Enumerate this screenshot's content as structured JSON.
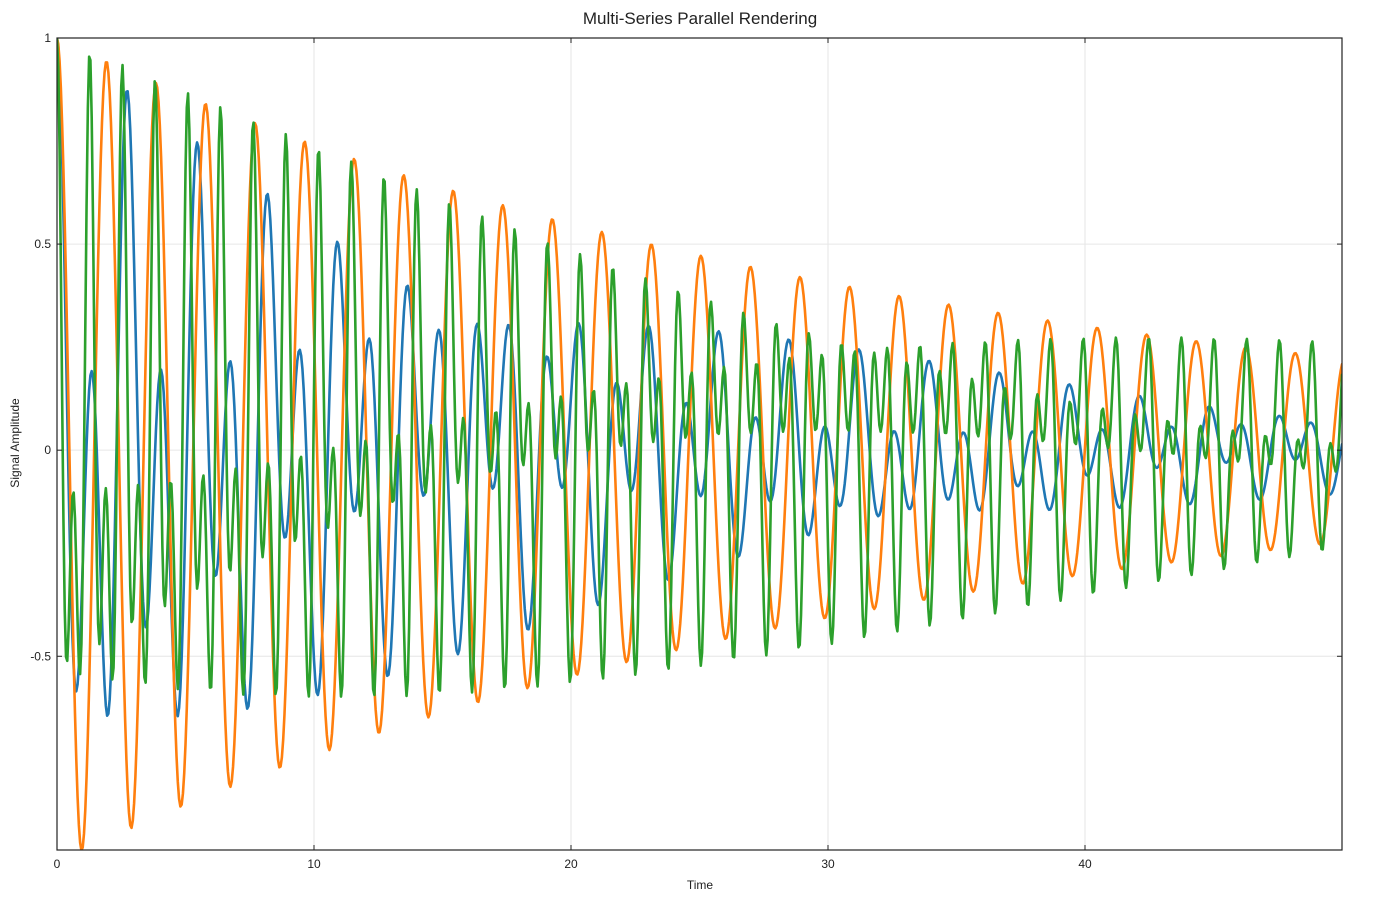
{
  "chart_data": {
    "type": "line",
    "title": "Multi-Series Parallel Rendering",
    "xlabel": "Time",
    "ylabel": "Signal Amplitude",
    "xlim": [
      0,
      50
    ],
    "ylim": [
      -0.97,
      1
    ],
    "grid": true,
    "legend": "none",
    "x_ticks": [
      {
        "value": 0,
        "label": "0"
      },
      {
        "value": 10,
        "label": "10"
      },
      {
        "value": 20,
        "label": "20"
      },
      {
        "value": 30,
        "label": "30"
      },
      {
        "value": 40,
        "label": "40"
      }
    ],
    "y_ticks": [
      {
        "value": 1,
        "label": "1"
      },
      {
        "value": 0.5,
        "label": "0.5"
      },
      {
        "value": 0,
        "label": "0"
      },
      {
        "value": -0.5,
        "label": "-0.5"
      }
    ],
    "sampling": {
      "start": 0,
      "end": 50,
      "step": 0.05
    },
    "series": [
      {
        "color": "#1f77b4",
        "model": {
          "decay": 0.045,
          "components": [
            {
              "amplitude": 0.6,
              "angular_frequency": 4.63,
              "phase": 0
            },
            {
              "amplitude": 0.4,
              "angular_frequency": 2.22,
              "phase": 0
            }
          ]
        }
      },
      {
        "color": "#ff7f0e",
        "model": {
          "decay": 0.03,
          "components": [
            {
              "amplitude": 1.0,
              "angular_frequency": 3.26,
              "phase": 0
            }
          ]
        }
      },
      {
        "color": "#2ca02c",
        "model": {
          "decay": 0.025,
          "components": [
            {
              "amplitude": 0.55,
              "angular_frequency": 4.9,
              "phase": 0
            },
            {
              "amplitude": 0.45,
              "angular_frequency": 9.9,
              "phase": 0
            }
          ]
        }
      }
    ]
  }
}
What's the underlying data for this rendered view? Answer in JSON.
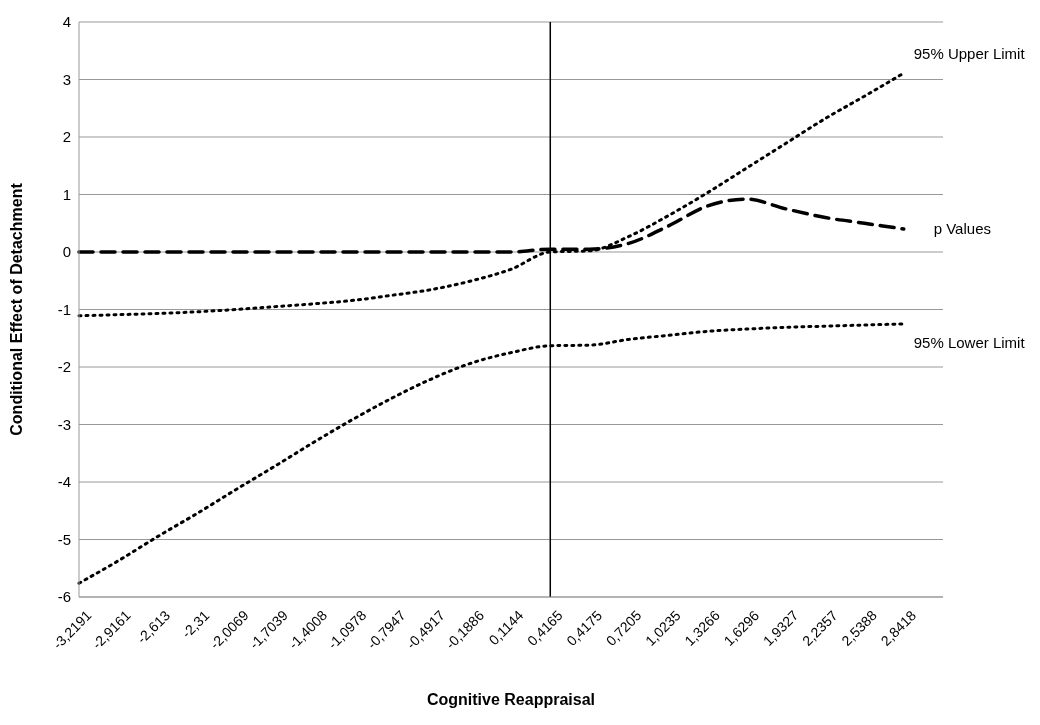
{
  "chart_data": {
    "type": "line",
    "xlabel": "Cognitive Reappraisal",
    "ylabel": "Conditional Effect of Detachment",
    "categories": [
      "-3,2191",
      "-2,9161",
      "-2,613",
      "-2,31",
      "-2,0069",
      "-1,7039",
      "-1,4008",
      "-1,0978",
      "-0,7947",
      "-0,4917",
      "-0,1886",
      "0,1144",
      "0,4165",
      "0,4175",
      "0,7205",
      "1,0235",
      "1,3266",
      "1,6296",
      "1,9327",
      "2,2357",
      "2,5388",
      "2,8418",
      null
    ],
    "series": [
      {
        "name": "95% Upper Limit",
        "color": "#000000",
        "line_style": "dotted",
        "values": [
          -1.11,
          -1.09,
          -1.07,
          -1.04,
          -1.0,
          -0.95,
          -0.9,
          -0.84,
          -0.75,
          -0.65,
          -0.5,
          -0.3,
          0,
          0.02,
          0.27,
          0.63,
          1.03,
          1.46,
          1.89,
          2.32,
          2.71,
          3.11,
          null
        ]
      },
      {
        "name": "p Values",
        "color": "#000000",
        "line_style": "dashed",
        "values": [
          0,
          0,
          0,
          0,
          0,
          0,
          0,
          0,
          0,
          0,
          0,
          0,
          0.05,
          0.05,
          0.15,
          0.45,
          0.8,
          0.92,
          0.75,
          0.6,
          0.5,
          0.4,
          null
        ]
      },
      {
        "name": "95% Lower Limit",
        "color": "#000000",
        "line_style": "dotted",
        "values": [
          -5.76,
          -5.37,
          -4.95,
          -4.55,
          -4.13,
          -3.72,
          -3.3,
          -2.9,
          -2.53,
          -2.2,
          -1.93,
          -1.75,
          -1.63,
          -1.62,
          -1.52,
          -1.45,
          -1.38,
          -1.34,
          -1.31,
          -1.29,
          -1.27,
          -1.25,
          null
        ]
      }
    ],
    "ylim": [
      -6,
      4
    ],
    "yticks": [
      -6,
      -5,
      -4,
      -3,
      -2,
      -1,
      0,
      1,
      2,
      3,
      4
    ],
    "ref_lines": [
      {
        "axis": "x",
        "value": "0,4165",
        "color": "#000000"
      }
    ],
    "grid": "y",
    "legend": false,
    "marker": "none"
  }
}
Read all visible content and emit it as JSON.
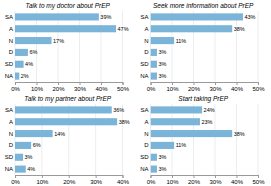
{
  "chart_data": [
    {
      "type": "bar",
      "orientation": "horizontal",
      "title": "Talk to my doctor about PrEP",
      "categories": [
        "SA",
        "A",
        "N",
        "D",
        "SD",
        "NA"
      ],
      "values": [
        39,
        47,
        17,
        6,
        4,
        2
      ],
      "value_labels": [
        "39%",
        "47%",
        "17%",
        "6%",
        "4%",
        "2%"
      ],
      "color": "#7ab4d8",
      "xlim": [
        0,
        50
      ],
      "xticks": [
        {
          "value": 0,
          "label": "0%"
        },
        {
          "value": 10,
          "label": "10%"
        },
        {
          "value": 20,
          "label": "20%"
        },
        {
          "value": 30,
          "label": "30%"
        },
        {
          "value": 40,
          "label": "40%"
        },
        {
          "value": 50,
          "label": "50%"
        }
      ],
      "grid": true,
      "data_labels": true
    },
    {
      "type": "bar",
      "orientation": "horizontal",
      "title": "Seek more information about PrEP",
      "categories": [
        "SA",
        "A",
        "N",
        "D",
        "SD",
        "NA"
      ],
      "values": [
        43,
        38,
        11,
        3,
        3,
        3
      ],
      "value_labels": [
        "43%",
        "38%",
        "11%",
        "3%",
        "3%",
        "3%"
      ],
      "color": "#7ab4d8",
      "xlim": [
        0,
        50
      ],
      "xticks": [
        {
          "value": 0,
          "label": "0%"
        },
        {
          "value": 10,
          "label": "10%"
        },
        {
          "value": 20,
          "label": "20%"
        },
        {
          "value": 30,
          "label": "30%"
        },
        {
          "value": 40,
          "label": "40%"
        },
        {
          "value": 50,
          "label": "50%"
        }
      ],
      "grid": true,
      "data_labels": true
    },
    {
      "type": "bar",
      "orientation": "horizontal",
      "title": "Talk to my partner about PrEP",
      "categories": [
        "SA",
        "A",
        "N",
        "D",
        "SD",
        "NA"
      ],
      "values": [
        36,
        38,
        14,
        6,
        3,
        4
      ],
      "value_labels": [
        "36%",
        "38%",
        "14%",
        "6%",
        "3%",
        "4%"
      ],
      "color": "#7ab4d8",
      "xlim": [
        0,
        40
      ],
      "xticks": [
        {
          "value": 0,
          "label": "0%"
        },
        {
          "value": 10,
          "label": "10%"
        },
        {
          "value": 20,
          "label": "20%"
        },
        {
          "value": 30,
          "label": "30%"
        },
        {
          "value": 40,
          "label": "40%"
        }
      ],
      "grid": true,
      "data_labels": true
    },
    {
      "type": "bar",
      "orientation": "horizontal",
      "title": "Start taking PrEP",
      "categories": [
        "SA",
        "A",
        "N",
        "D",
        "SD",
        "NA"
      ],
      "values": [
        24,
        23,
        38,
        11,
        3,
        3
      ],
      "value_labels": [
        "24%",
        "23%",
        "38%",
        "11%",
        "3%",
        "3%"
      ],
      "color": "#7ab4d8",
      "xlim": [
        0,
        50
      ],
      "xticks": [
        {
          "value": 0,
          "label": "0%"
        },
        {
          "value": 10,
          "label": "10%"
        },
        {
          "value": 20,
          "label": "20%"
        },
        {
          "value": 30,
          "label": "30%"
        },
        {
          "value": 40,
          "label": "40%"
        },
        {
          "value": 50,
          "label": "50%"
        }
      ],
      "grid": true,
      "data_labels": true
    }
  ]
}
════
- YOUR TASK: Every record must be copied exactly, with the pictures left out.

- RESULT OF THIS TASK:
Enumerate this screenshot's content as structured JSON.
{
  "chart_data": {
    "type": "line",
    "title": "Multi-Series Parallel Rendering",
    "xlabel": "Time",
    "ylabel": "Signal Amplitude",
    "xlim": [
      0,
      50
    ],
    "ylim": [
      -0.97,
      1
    ],
    "grid": true,
    "legend": "none",
    "x_ticks": [
      {
        "value": 0,
        "label": "0"
      },
      {
        "value": 10,
        "label": "10"
      },
      {
        "value": 20,
        "label": "20"
      },
      {
        "value": 30,
        "label": "30"
      },
      {
        "value": 40,
        "label": "40"
      }
    ],
    "y_ticks": [
      {
        "value": 1,
        "label": "1"
      },
      {
        "value": 0.5,
        "label": "0.5"
      },
      {
        "value": 0,
        "label": "0"
      },
      {
        "value": -0.5,
        "label": "-0.5"
      }
    ],
    "sampling": {
      "start": 0,
      "end": 50,
      "step": 0.05
    },
    "series": [
      {
        "color": "#1f77b4",
        "model": {
          "decay": 0.045,
          "components": [
            {
              "amplitude": 0.6,
              "angular_frequency": 4.63,
              "phase": 0
            },
            {
              "amplitude": 0.4,
              "angular_frequency": 2.22,
              "phase": 0
            }
          ]
        }
      },
      {
        "color": "#ff7f0e",
        "model": {
          "decay": 0.03,
          "components": [
            {
              "amplitude": 1.0,
              "angular_frequency": 3.26,
              "phase": 0
            }
          ]
        }
      },
      {
        "color": "#2ca02c",
        "model": {
          "decay": 0.025,
          "components": [
            {
              "amplitude": 0.55,
              "angular_frequency": 4.9,
              "phase": 0
            },
            {
              "amplitude": 0.45,
              "angular_frequency": 9.9,
              "phase": 0
            }
          ]
        }
      }
    ]
  }
}
What's the underlying data for this rendered view? Answer in JSON.
{
  "chart_data": {
    "type": "line",
    "xlabel": "Cognitive Reappraisal",
    "ylabel": "Conditional Effect of Detachment",
    "categories": [
      "-3,2191",
      "-2,9161",
      "-2,613",
      "-2,31",
      "-2,0069",
      "-1,7039",
      "-1,4008",
      "-1,0978",
      "-0,7947",
      "-0,4917",
      "-0,1886",
      "0,1144",
      "0,4165",
      "0,4175",
      "0,7205",
      "1,0235",
      "1,3266",
      "1,6296",
      "1,9327",
      "2,2357",
      "2,5388",
      "2,8418",
      null
    ],
    "series": [
      {
        "name": "95% Upper Limit",
        "color": "#000000",
        "line_style": "dotted",
        "values": [
          -1.11,
          -1.09,
          -1.07,
          -1.04,
          -1.0,
          -0.95,
          -0.9,
          -0.84,
          -0.75,
          -0.65,
          -0.5,
          -0.3,
          0,
          0.02,
          0.27,
          0.63,
          1.03,
          1.46,
          1.89,
          2.32,
          2.71,
          3.11,
          null
        ]
      },
      {
        "name": "p Values",
        "color": "#000000",
        "line_style": "dashed",
        "values": [
          0,
          0,
          0,
          0,
          0,
          0,
          0,
          0,
          0,
          0,
          0,
          0,
          0.05,
          0.05,
          0.15,
          0.45,
          0.8,
          0.92,
          0.75,
          0.6,
          0.5,
          0.4,
          null
        ]
      },
      {
        "name": "95% Lower Limit",
        "color": "#000000",
        "line_style": "dotted",
        "values": [
          -5.76,
          -5.37,
          -4.95,
          -4.55,
          -4.13,
          -3.72,
          -3.3,
          -2.9,
          -2.53,
          -2.2,
          -1.93,
          -1.75,
          -1.63,
          -1.62,
          -1.52,
          -1.45,
          -1.38,
          -1.34,
          -1.31,
          -1.29,
          -1.27,
          -1.25,
          null
        ]
      }
    ],
    "ylim": [
      -6,
      4
    ],
    "yticks": [
      -6,
      -5,
      -4,
      -3,
      -2,
      -1,
      0,
      1,
      2,
      3,
      4
    ],
    "ref_lines": [
      {
        "axis": "x",
        "value": "0,4165",
        "color": "#000000"
      }
    ],
    "grid": "y",
    "legend": false,
    "marker": "none"
  }
}
Read all visible content and emit it as JSON.
{
  "chart_data": [
    {
      "type": "bar",
      "orientation": "horizontal",
      "title": "Talk to my doctor about PrEP",
      "categories": [
        "SA",
        "A",
        "N",
        "D",
        "SD",
        "NA"
      ],
      "values": [
        39,
        47,
        17,
        6,
        4,
        2
      ],
      "value_labels": [
        "39%",
        "47%",
        "17%",
        "6%",
        "4%",
        "2%"
      ],
      "color": "#7ab4d8",
      "xlim": [
        0,
        50
      ],
      "xticks": [
        {
          "value": 0,
          "label": "0%"
        },
        {
          "value": 10,
          "label": "10%"
        },
        {
          "value": 20,
          "label": "20%"
        },
        {
          "value": 30,
          "label": "30%"
        },
        {
          "value": 40,
          "label": "40%"
        },
        {
          "value": 50,
          "label": "50%"
        }
      ],
      "grid": true,
      "data_labels": true
    },
    {
      "type": "bar",
      "orientation": "horizontal",
      "title": "Seek more information about PrEP",
      "categories": [
        "SA",
        "A",
        "N",
        "D",
        "SD",
        "NA"
      ],
      "values": [
        43,
        38,
        11,
        3,
        3,
        3
      ],
      "value_labels": [
        "43%",
        "38%",
        "11%",
        "3%",
        "3%",
        "3%"
      ],
      "color": "#7ab4d8",
      "xlim": [
        0,
        50
      ],
      "xticks": [
        {
          "value": 0,
          "label": "0%"
        },
        {
          "value": 10,
          "label": "10%"
        },
        {
          "value": 20,
          "label": "20%"
        },
        {
          "value": 30,
          "label": "30%"
        },
        {
          "value": 40,
          "label": "40%"
        },
        {
          "value": 50,
          "label": "50%"
        }
      ],
      "grid": true,
      "data_labels": true
    },
    {
      "type": "bar",
      "orientation": "horizontal",
      "title": "Talk to my partner about PrEP",
      "categories": [
        "SA",
        "A",
        "N",
        "D",
        "SD",
        "NA"
      ],
      "values": [
        36,
        38,
        14,
        6,
        3,
        4
      ],
      "value_labels": [
        "36%",
        "38%",
        "14%",
        "6%",
        "3%",
        "4%"
      ],
      "color": "#7ab4d8",
      "xlim": [
        0,
        40
      ],
      "xticks": [
        {
          "value": 0,
          "label": "0%"
        },
        {
          "value": 10,
          "label": "10%"
        },
        {
          "value": 20,
          "label": "20%"
        },
        {
          "value": 30,
          "label": "30%"
        },
        {
          "value": 40,
          "label": "40%"
        }
      ],
      "grid": true,
      "data_labels": true
    },
    {
      "type": "bar",
      "orientation": "horizontal",
      "title": "Start taking PrEP",
      "categories": [
        "SA",
        "A",
        "N",
        "D",
        "SD",
        "NA"
      ],
      "values": [
        24,
        23,
        38,
        11,
        3,
        3
      ],
      "value_labels": [
        "24%",
        "23%",
        "38%",
        "11%",
        "3%",
        "3%"
      ],
      "color": "#7ab4d8",
      "xlim": [
        0,
        50
      ],
      "xticks": [
        {
          "value": 0,
          "label": "0%"
        },
        {
          "value": 10,
          "label": "10%"
        },
        {
          "value": 20,
          "label": "20%"
        },
        {
          "value": 30,
          "label": "30%"
        },
        {
          "value": 40,
          "label": "40%"
        },
        {
          "value": 50,
          "label": "50%"
        }
      ],
      "grid": true,
      "data_labels": true
    }
  ]
}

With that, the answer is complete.